Written request: Locate all lines with the word "text" and copy them out.

Input rows:

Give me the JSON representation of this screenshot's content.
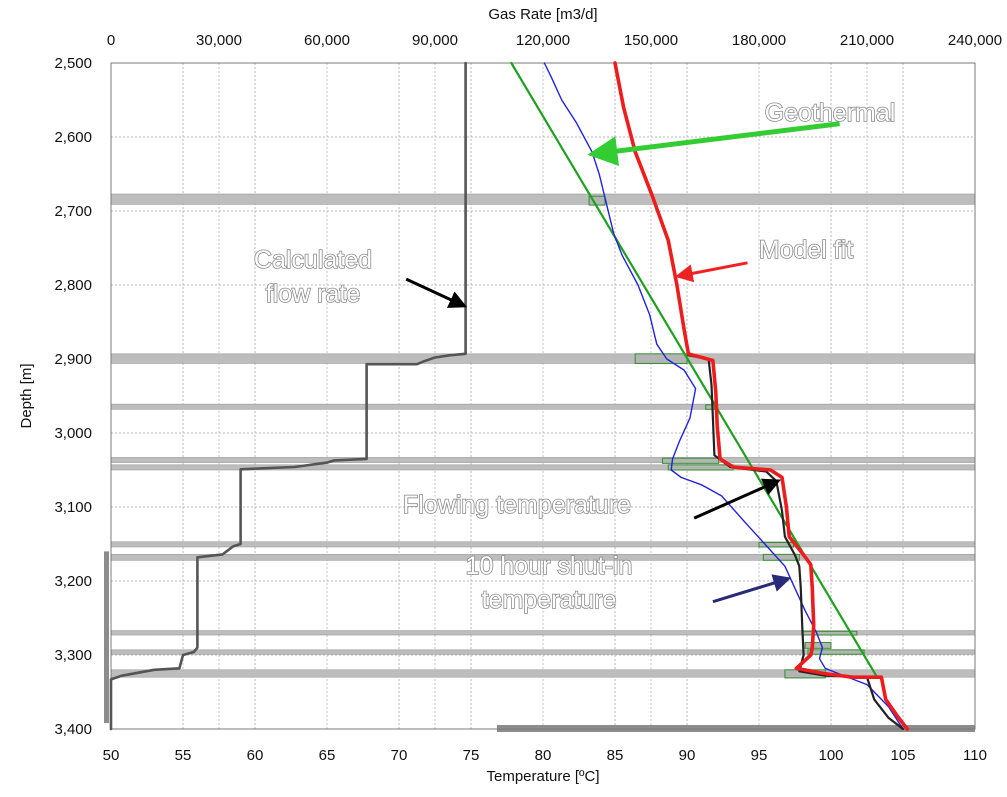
{
  "chart_data": {
    "type": "line",
    "top_axis": {
      "label": "Gas Rate [m3/d]",
      "range": [
        0,
        240000
      ],
      "ticks": [
        "0",
        "30,000",
        "60,000",
        "90,000",
        "120,000",
        "150,000",
        "180,000",
        "210,000",
        "240,000"
      ],
      "tick_values": [
        0,
        30000,
        60000,
        90000,
        120000,
        150000,
        180000,
        210000,
        240000
      ]
    },
    "bottom_axis": {
      "label": "Temperature [ºC]",
      "range": [
        50,
        110
      ],
      "ticks": [
        "50",
        "55",
        "60",
        "65",
        "70",
        "75",
        "80",
        "85",
        "90",
        "95",
        "100",
        "105",
        "110"
      ],
      "tick_values": [
        50,
        55,
        60,
        65,
        70,
        75,
        80,
        85,
        90,
        95,
        100,
        105,
        110
      ]
    },
    "y_axis": {
      "label": "Depth [m]",
      "range": [
        2500,
        3400
      ],
      "inverted": true,
      "ticks": [
        "2,500",
        "2,600",
        "2,700",
        "2,800",
        "2,900",
        "3,000",
        "3,100",
        "3,200",
        "3,300",
        "3,400"
      ],
      "tick_values": [
        2500,
        2600,
        2700,
        2800,
        2900,
        3000,
        3100,
        3200,
        3300,
        3400
      ]
    },
    "grid": true,
    "series": [
      {
        "name": "Calculated flow rate",
        "axis": "gas_rate",
        "color": "#555555",
        "points": [
          [
            98500,
            2500
          ],
          [
            98500,
            2893
          ],
          [
            94000,
            2895
          ],
          [
            90000,
            2898
          ],
          [
            87000,
            2903
          ],
          [
            85000,
            2907
          ],
          [
            71000,
            2907
          ],
          [
            71000,
            3035
          ],
          [
            62000,
            3037
          ],
          [
            60000,
            3040
          ],
          [
            51000,
            3046
          ],
          [
            36000,
            3049
          ],
          [
            36000,
            3150
          ],
          [
            34000,
            3153
          ],
          [
            31000,
            3164
          ],
          [
            24000,
            3168
          ],
          [
            24000,
            3290
          ],
          [
            23000,
            3296
          ],
          [
            20000,
            3300
          ],
          [
            19000,
            3318
          ],
          [
            12000,
            3320
          ],
          [
            3000,
            3328
          ],
          [
            0,
            3333
          ],
          [
            0,
            3400
          ]
        ]
      },
      {
        "name": "Geothermal",
        "axis": "temperature",
        "color": "#1fa01f",
        "points": [
          [
            77.8,
            2500
          ],
          [
            103.2,
            3330
          ]
        ]
      },
      {
        "name": "10 hour shut-in temperature",
        "axis": "temperature",
        "color": "#2222dd",
        "points": [
          [
            80.1,
            2500
          ],
          [
            80.6,
            2520
          ],
          [
            81.3,
            2550
          ],
          [
            82.3,
            2580
          ],
          [
            83.4,
            2620
          ],
          [
            83.9,
            2650
          ],
          [
            84.4,
            2690
          ],
          [
            84.9,
            2730
          ],
          [
            85.5,
            2760
          ],
          [
            86.6,
            2800
          ],
          [
            87.4,
            2840
          ],
          [
            87.9,
            2880
          ],
          [
            88.6,
            2900
          ],
          [
            89.8,
            2915
          ],
          [
            90.6,
            2940
          ],
          [
            90.2,
            2980
          ],
          [
            89.5,
            3010
          ],
          [
            89.0,
            3035
          ],
          [
            88.9,
            3050
          ],
          [
            89.6,
            3060
          ],
          [
            91.0,
            3070
          ],
          [
            92.4,
            3085
          ],
          [
            94.0,
            3120
          ],
          [
            95.4,
            3150
          ],
          [
            96.8,
            3180
          ],
          [
            97.5,
            3210
          ],
          [
            98.2,
            3240
          ],
          [
            99.0,
            3270
          ],
          [
            99.4,
            3290
          ],
          [
            99.2,
            3305
          ],
          [
            99.6,
            3318
          ],
          [
            100.5,
            3325
          ],
          [
            102.5,
            3340
          ],
          [
            104.0,
            3370
          ],
          [
            105.0,
            3400
          ]
        ]
      },
      {
        "name": "Flowing temperature",
        "axis": "temperature",
        "color": "#222222",
        "points": [
          [
            85.0,
            2500
          ],
          [
            85.6,
            2560
          ],
          [
            86.4,
            2620
          ],
          [
            87.6,
            2680
          ],
          [
            88.7,
            2740
          ],
          [
            89.3,
            2800
          ],
          [
            89.8,
            2860
          ],
          [
            90.1,
            2895
          ],
          [
            91.5,
            2900
          ],
          [
            91.7,
            2935
          ],
          [
            91.8,
            2980
          ],
          [
            91.9,
            3030
          ],
          [
            93.0,
            3046
          ],
          [
            95.5,
            3052
          ],
          [
            96.2,
            3065
          ],
          [
            96.6,
            3105
          ],
          [
            96.8,
            3140
          ],
          [
            97.5,
            3165
          ],
          [
            97.8,
            3180
          ],
          [
            97.9,
            3210
          ],
          [
            98.0,
            3260
          ],
          [
            98.1,
            3300
          ],
          [
            97.8,
            3322
          ],
          [
            99.6,
            3328
          ],
          [
            102.5,
            3330
          ],
          [
            103.0,
            3360
          ],
          [
            104.0,
            3385
          ],
          [
            105.0,
            3400
          ]
        ]
      },
      {
        "name": "Model fit",
        "axis": "temperature",
        "color": "#ee1c1c",
        "points": [
          [
            85.0,
            2500
          ],
          [
            85.6,
            2560
          ],
          [
            86.4,
            2620
          ],
          [
            87.6,
            2680
          ],
          [
            88.7,
            2740
          ],
          [
            89.3,
            2800
          ],
          [
            89.8,
            2860
          ],
          [
            90.1,
            2893
          ],
          [
            91.8,
            2902
          ],
          [
            92.0,
            2945
          ],
          [
            92.1,
            2990
          ],
          [
            92.3,
            3035
          ],
          [
            93.2,
            3046
          ],
          [
            95.8,
            3050
          ],
          [
            96.6,
            3060
          ],
          [
            96.9,
            3100
          ],
          [
            97.1,
            3140
          ],
          [
            97.9,
            3160
          ],
          [
            98.3,
            3170
          ],
          [
            98.6,
            3178
          ],
          [
            98.7,
            3210
          ],
          [
            98.8,
            3260
          ],
          [
            98.7,
            3290
          ],
          [
            98.6,
            3300
          ],
          [
            97.6,
            3318
          ],
          [
            99.5,
            3325
          ],
          [
            101.5,
            3330
          ],
          [
            103.5,
            3330
          ],
          [
            103.8,
            3360
          ],
          [
            104.7,
            3385
          ],
          [
            105.3,
            3400
          ]
        ]
      }
    ],
    "zone_markers": [
      {
        "depth_top": 2677,
        "depth_bottom": 2691
      },
      {
        "depth_top": 2893,
        "depth_bottom": 2906
      },
      {
        "depth_top": 2961,
        "depth_bottom": 2968
      },
      {
        "depth_top": 3033,
        "depth_bottom": 3040
      },
      {
        "depth_top": 3043,
        "depth_bottom": 3050
      },
      {
        "depth_top": 3147,
        "depth_bottom": 3154
      },
      {
        "depth_top": 3164,
        "depth_bottom": 3172
      },
      {
        "depth_top": 3267,
        "depth_bottom": 3273
      },
      {
        "depth_top": 3293,
        "depth_bottom": 3299
      },
      {
        "depth_top": 3320,
        "depth_bottom": 3330
      }
    ],
    "deviation_boxes": [
      {
        "t1": 83.2,
        "t2": 84.3,
        "depth_top": 2680,
        "depth_bottom": 2692
      },
      {
        "t1": 86.4,
        "t2": 90.0,
        "depth_top": 2893,
        "depth_bottom": 2906
      },
      {
        "t1": 91.3,
        "t2": 91.9,
        "depth_top": 2962,
        "depth_bottom": 2968
      },
      {
        "t1": 88.3,
        "t2": 92.2,
        "depth_top": 3034,
        "depth_bottom": 3041
      },
      {
        "t1": 88.7,
        "t2": 93.2,
        "depth_top": 3043,
        "depth_bottom": 3050
      },
      {
        "t1": 95.0,
        "t2": 97.4,
        "depth_top": 3148,
        "depth_bottom": 3154
      },
      {
        "t1": 95.3,
        "t2": 97.8,
        "depth_top": 3164,
        "depth_bottom": 3172
      },
      {
        "t1": 98.0,
        "t2": 101.8,
        "depth_top": 3268,
        "depth_bottom": 3273
      },
      {
        "t1": 98.2,
        "t2": 100.0,
        "depth_top": 3283,
        "depth_bottom": 3291
      },
      {
        "t1": 98.4,
        "t2": 102.3,
        "depth_top": 3293,
        "depth_bottom": 3299
      },
      {
        "t1": 96.8,
        "t2": 99.6,
        "depth_top": 3320,
        "depth_bottom": 3331
      }
    ],
    "bars": {
      "left": {
        "depth_top": 3160,
        "depth_bottom": 3392
      },
      "bottom": {
        "t_start": 76.8,
        "t_end": 110
      }
    },
    "annotations": [
      {
        "id": "geothermal",
        "text": "Geothermal",
        "color": "#33cc33",
        "arrow_from": [
          100.6,
          2582
        ],
        "arrow_to": [
          83.5,
          2623
        ]
      },
      {
        "id": "model-fit",
        "text": "Model fit",
        "color": "#ee2222",
        "arrow_from": [
          94.2,
          2770
        ],
        "arrow_to": [
          89.4,
          2788
        ]
      },
      {
        "id": "flow-rate",
        "text": "Calculated\nflow rate",
        "color": "#000000",
        "arrow_from": [
          82000,
          2792
        ],
        "arrow_to": [
          98000,
          2828
        ]
      },
      {
        "id": "flowing-temp",
        "text": "Flowing temperature",
        "color": "#000000",
        "arrow_from": [
          90.5,
          3115
        ],
        "arrow_to": [
          96.3,
          3065
        ]
      },
      {
        "id": "shutin-temp",
        "text": "10 hour shut-in\ntemperature",
        "color": "#2a2a7a",
        "arrow_from": [
          91.8,
          3228
        ],
        "arrow_to": [
          97.0,
          3197
        ]
      }
    ]
  }
}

The output:
        "text": "Geothermal",
        "text": "Model fit",
        "text": "Calculated\nflow rate",
        "text": "Flowing temperature",
        "text": "10 hour shut-in\ntemperature",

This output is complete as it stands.